**TASK INSTRUCTIONS:**
Could you write out the records below exactly as they appear?

**GIVEN DATA:**

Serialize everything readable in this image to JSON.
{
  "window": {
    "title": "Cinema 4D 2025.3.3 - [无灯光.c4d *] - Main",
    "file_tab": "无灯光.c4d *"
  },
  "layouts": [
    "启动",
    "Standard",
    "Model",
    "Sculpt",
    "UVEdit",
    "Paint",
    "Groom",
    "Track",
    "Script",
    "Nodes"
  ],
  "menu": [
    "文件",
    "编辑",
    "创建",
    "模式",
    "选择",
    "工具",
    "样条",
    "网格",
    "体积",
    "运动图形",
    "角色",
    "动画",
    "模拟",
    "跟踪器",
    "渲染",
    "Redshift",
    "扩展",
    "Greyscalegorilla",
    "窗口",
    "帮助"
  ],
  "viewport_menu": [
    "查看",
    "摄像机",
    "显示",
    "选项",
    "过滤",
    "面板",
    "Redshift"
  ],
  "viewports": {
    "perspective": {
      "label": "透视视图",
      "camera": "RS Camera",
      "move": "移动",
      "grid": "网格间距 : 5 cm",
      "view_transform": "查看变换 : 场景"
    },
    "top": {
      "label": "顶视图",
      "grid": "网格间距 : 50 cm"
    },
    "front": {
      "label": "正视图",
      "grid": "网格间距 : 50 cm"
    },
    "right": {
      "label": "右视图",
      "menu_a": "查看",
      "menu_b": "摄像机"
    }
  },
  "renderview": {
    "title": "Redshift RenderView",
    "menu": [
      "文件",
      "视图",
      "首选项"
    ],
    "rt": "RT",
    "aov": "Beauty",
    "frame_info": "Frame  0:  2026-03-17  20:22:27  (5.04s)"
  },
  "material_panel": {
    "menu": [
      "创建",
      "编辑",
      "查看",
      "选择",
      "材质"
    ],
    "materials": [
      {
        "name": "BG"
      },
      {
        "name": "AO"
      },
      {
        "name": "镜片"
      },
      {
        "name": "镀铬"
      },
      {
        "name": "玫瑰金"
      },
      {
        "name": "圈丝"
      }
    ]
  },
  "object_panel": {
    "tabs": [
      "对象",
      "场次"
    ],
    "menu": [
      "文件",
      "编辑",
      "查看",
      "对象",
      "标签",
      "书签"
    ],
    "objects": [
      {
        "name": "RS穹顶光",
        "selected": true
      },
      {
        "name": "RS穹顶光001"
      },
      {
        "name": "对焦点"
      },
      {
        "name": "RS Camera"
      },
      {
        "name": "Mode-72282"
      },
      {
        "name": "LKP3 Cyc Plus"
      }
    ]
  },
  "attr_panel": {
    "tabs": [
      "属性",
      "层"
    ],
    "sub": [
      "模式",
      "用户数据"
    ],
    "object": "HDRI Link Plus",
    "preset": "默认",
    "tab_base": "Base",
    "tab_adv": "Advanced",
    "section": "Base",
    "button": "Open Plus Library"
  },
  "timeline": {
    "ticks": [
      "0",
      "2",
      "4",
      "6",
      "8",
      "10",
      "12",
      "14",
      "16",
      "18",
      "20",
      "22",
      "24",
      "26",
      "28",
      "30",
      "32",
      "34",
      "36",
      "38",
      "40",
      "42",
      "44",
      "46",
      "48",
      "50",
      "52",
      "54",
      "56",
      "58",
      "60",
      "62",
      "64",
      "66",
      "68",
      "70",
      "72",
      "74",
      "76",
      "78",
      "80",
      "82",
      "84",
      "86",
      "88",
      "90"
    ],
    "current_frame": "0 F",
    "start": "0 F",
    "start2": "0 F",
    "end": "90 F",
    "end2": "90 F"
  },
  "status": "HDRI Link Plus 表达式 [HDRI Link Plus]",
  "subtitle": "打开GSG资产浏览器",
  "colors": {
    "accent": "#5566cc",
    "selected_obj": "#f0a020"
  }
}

**SOLUTION TO THIS TASK:**
Serialize everything readable in this image to JSON.
{
  "window": {
    "title": "Cinema 4D 2025.3.3 - [无灯光.c4d *] - Main",
    "file_tab": "无灯光.c4d *"
  },
  "layouts": [
    "启动",
    "Standard",
    "Model",
    "Sculpt",
    "UVEdit",
    "Paint",
    "Groom",
    "Track",
    "Script",
    "Nodes"
  ],
  "menu": [
    "文件",
    "编辑",
    "创建",
    "模式",
    "选择",
    "工具",
    "样条",
    "网格",
    "体积",
    "运动图形",
    "角色",
    "动画",
    "模拟",
    "跟踪器",
    "渲染",
    "Redshift",
    "扩展",
    "Greyscalegorilla",
    "窗口",
    "帮助"
  ],
  "viewport_menu": [
    "查看",
    "摄像机",
    "显示",
    "选项",
    "过滤",
    "面板",
    "Redshift"
  ],
  "viewports": {
    "perspective": {
      "label": "透视视图",
      "camera": "RS Camera",
      "move": "移动",
      "grid": "网格间距 : 5 cm",
      "view_transform": "查看变换 : 场景"
    },
    "top": {
      "label": "顶视图",
      "grid": "网格间距 : 50 cm"
    },
    "front": {
      "label": "正视图",
      "grid": "网格间距 : 50 cm"
    },
    "right": {
      "label": "右视图",
      "menu_a": "查看",
      "menu_b": "摄像机"
    }
  },
  "renderview": {
    "title": "Redshift RenderView",
    "menu": [
      "文件",
      "视图",
      "首选项"
    ],
    "rt": "RT",
    "aov": "Beauty",
    "frame_info": "Frame  0:  2026-03-17  20:22:27  (5.04s)"
  },
  "material_panel": {
    "menu": [
      "创建",
      "编辑",
      "查看",
      "选择",
      "材质"
    ],
    "materials": [
      {
        "name": "BG"
      },
      {
        "name": "AO"
      },
      {
        "name": "镜片"
      },
      {
        "name": "镀铬"
      },
      {
        "name": "玫瑰金"
      },
      {
        "name": "圈丝"
      }
    ]
  },
  "object_panel": {
    "tabs": [
      "对象",
      "场次"
    ],
    "menu": [
      "文件",
      "编辑",
      "查看",
      "对象",
      "标签",
      "书签"
    ],
    "objects": [
      {
        "name": "RS穹顶光",
        "selected": true
      },
      {
        "name": "RS穹顶光001"
      },
      {
        "name": "对焦点"
      },
      {
        "name": "RS Camera"
      },
      {
        "name": "Mode-72282"
      },
      {
        "name": "LKP3 Cyc Plus"
      }
    ]
  },
  "attr_panel": {
    "tabs": [
      "属性",
      "层"
    ],
    "sub": [
      "模式",
      "用户数据"
    ],
    "object": "HDRI Link Plus",
    "preset": "默认",
    "tab_base": "Base",
    "tab_adv": "Advanced",
    "section": "Base",
    "button": "Open Plus Library"
  },
  "timeline": {
    "ticks": [
      "0",
      "2",
      "4",
      "6",
      "8",
      "10",
      "12",
      "14",
      "16",
      "18",
      "20",
      "22",
      "24",
      "26",
      "28",
      "30",
      "32",
      "34",
      "36",
      "38",
      "40",
      "42",
      "44",
      "46",
      "48",
      "50",
      "52",
      "54",
      "56",
      "58",
      "60",
      "62",
      "64",
      "66",
      "68",
      "70",
      "72",
      "74",
      "76",
      "78",
      "80",
      "82",
      "84",
      "86",
      "88",
      "90"
    ],
    "current_frame": "0 F",
    "start": "0 F",
    "start2": "0 F",
    "end": "90 F",
    "end2": "90 F"
  },
  "status": "HDRI Link Plus 表达式 [HDRI Link Plus]",
  "subtitle": "打开GSG资产浏览器",
  "colors": {
    "accent": "#5566cc",
    "selected_obj": "#f0a020"
  }
}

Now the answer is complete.